=== Material for this exercise ===

>>>

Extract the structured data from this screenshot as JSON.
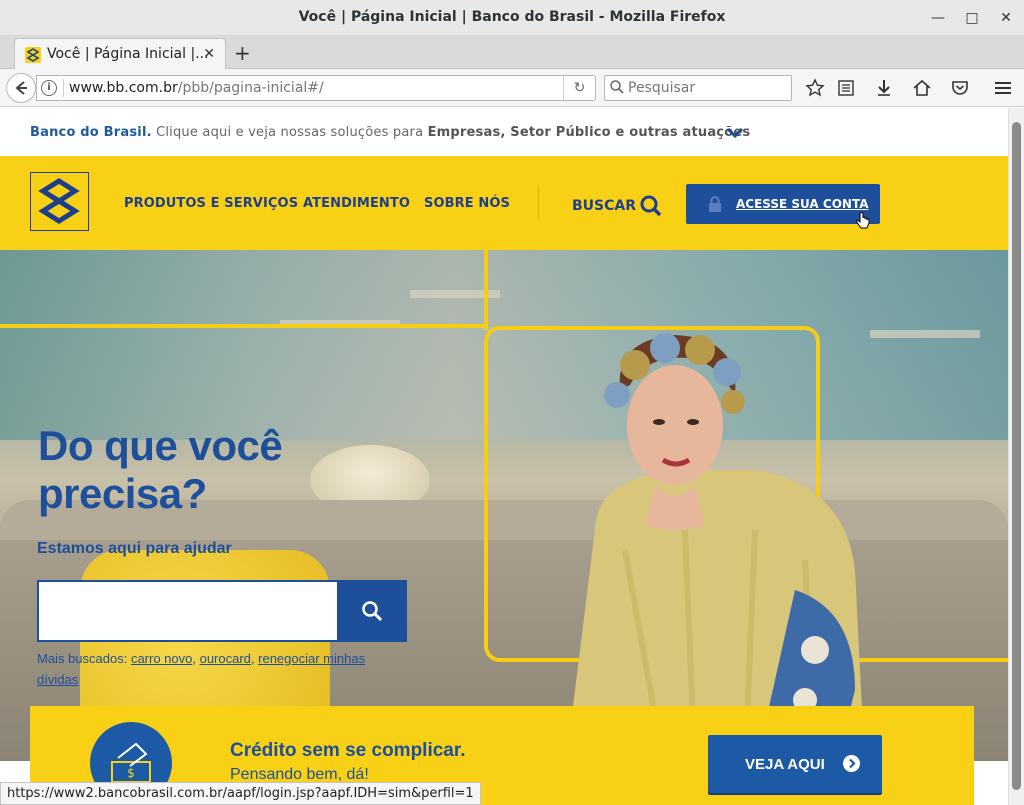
{
  "window": {
    "title": "Você | Página Inicial | Banco do Brasil - Mozilla Firefox"
  },
  "tab": {
    "title": "Você | Página Inicial |..."
  },
  "nav": {
    "url_host": "www.bb.com.br",
    "url_path": "/pbb/pagina-inicial#/",
    "search_placeholder": "Pesquisar"
  },
  "topstrip": {
    "brand": "Banco do Brasil.",
    "text": " Clique aqui e veja nossas soluções para ",
    "strong": "Empresas, Setor Público e outras atuações"
  },
  "header": {
    "nav_items": [
      "PRODUTOS E SERVIÇOS",
      "ATENDIMENTO",
      "SOBRE NÓS"
    ],
    "buscar": "BUSCAR",
    "acesse": "ACESSE SUA CONTA"
  },
  "hero": {
    "title_line1": "Do que você",
    "title_line2": "precisa?",
    "subtitle": "Estamos aqui para ajudar",
    "mais_label": "Mais buscados: ",
    "mais_links": [
      "carro novo",
      "ourocard",
      "renegociar minhas dívidas"
    ]
  },
  "credit": {
    "title": "Crédito sem se complicar.",
    "subtitle": "Pensando bem, dá!",
    "button": "VEJA AQUI"
  },
  "status": {
    "url": "https://www2.bancobrasil.com.br/aapf/login.jsp?aapf.IDH=sim&perfil=1"
  },
  "colors": {
    "bb_yellow": "#f8d117",
    "bb_blue": "#1d4f9b"
  }
}
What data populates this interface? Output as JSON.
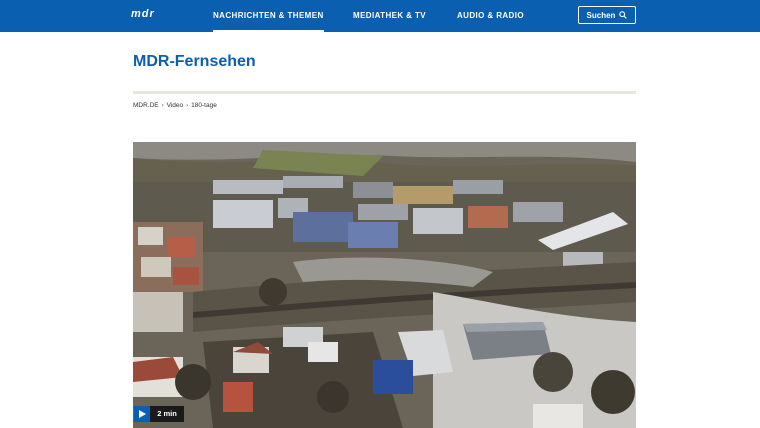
{
  "header": {
    "logo": "mdr",
    "nav": [
      "NACHRICHTEN & THEMEN",
      "MEDIATHEK & TV",
      "AUDIO & RADIO"
    ],
    "active_nav": "NACHRICHTEN & THEMEN",
    "search_label": "Suchen"
  },
  "page": {
    "title": "MDR-Fernsehen",
    "breadcrumb": [
      "MDR.DE",
      "Video",
      "180-tage"
    ]
  },
  "video": {
    "duration": "2 min"
  },
  "colors": {
    "brand_blue": "#0b5fb0",
    "divider": "#e9e7dc"
  }
}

<<<

=== Exercise details ===
Which lines in the listing above hold the word "NACHRICHTEN"? Show each of them.

=== Answer to this exercise ===
      "NACHRICHTEN & THEMEN",
    "active_nav": "NACHRICHTEN & THEMEN",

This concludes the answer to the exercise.